** START **

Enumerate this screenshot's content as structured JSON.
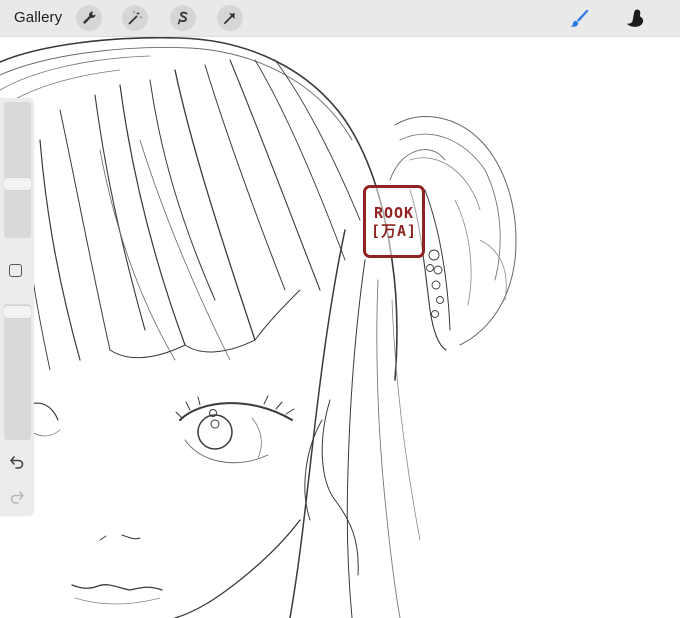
{
  "topbar": {
    "gallery_label": "Gallery",
    "left_tools": [
      "wrench-icon",
      "magic-wand-icon",
      "selection-s-icon",
      "arrow-transform-icon"
    ],
    "right_tools": [
      "brush-icon",
      "smudge-icon"
    ],
    "accent_color": "#2f7ae5"
  },
  "sidebar": {
    "top_slider_value": 0.4,
    "bottom_slider_value": 0.95,
    "buttons": [
      "modify-square-button",
      "undo-button",
      "redo-button"
    ]
  },
  "canvas": {
    "seal": {
      "lines": [
        "ROOK",
        "[万A]"
      ],
      "color": "#8f2322"
    }
  }
}
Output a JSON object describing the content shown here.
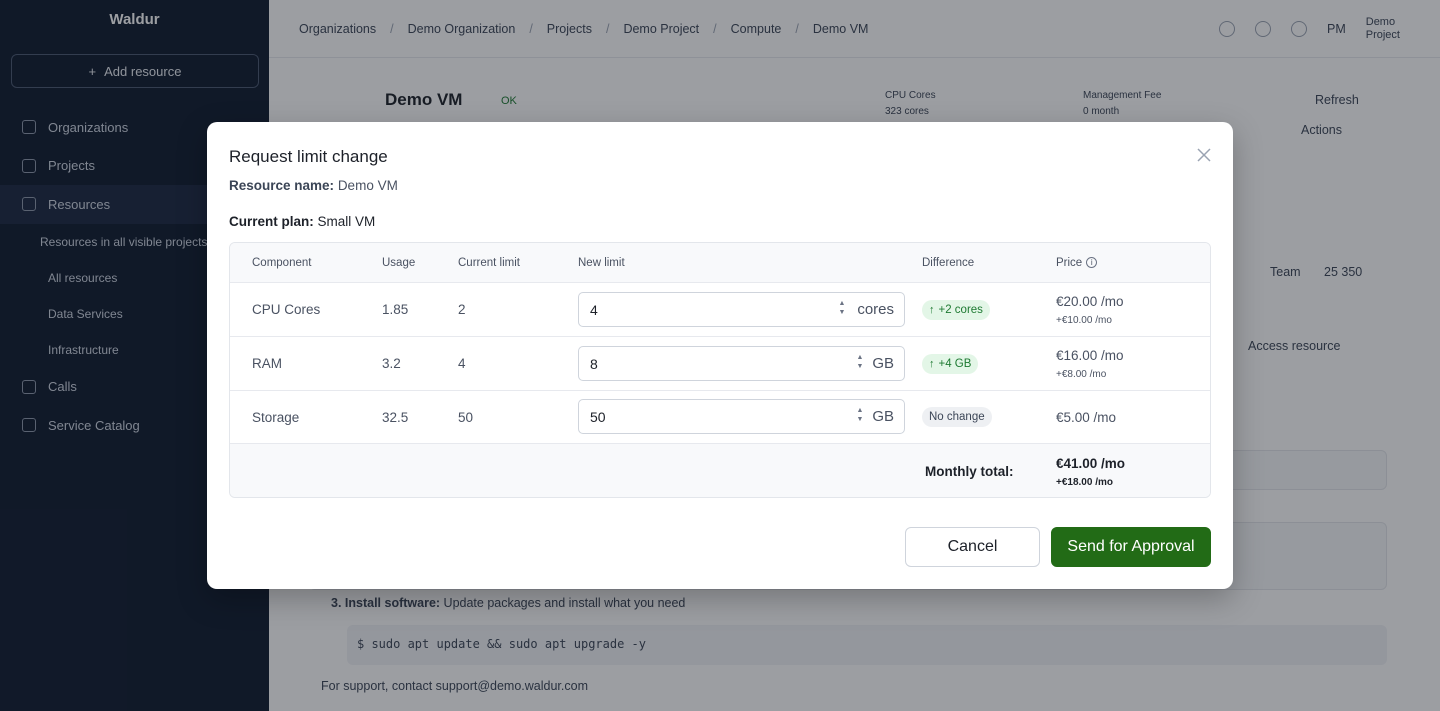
{
  "background": {
    "brand": "Waldur",
    "add_resource": "Add resource",
    "nav": [
      "Organizations",
      "Projects",
      "Resources",
      "Resources in all visible projects",
      "All resources",
      "Data Services",
      "Infrastructure",
      "Calls",
      "Service Catalog"
    ],
    "breadcrumbs": [
      "Organizations",
      "Demo Organization",
      "Projects",
      "Demo Project",
      "Compute",
      "Demo VM"
    ],
    "user_initials": "PM",
    "user_label_1": "Demo",
    "user_label_2": "Project",
    "resource_title": "Demo VM",
    "status": "OK",
    "cpu_label": "CPU Cores",
    "cpu_value": "323 cores",
    "mgmt_label": "Management Fee",
    "mgmt_value": "0 month",
    "refresh": "Refresh",
    "actions": "Actions",
    "team_label": "Team",
    "team_value": "25 350",
    "access_resource": "Access resource",
    "install_label": "3. Install software:",
    "install_text": "Update packages and install what you need",
    "code": "$  sudo apt update && sudo apt upgrade -y",
    "support": "For support, contact support@demo.waldur.com"
  },
  "modal": {
    "title": "Request limit change",
    "resource_name_label": "Resource name",
    "resource_name": "Demo VM",
    "current_plan_label": "Current plan",
    "current_plan": "Small VM",
    "columns": [
      "Component",
      "Usage",
      "Current limit",
      "New limit",
      "Difference",
      "Price"
    ],
    "rows": [
      {
        "component": "CPU Cores",
        "usage": "1.85",
        "current": "2",
        "new_value": "4",
        "unit": "cores",
        "diff": "+2 cores",
        "diff_type": "up",
        "price": "€20.00 /mo",
        "price_delta": "+€10.00 /mo"
      },
      {
        "component": "RAM",
        "usage": "3.2",
        "current": "4",
        "new_value": "8",
        "unit": "GB",
        "diff": "+4 GB",
        "diff_type": "up",
        "price": "€16.00 /mo",
        "price_delta": "+€8.00 /mo"
      },
      {
        "component": "Storage",
        "usage": "32.5",
        "current": "50",
        "new_value": "50",
        "unit": "GB",
        "diff": "No change",
        "diff_type": "none",
        "price": "€5.00 /mo",
        "price_delta": ""
      }
    ],
    "total_label": "Monthly total:",
    "total_price": "€41.00 /mo",
    "total_delta": "+€18.00 /mo",
    "cancel": "Cancel",
    "submit": "Send for Approval",
    "colors": {
      "primary": "#226b16",
      "badge_up_bg": "#e3f6e7",
      "badge_up_text": "#1e7a32"
    }
  }
}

** END **

◆ YOUR TASK: Take every line from the records above that has the word "content" and copy it.

◆ OUTPUT BELOW:
Enumerate this screenshot's content as structured JSON.
Output a JSON object describing the content shown here.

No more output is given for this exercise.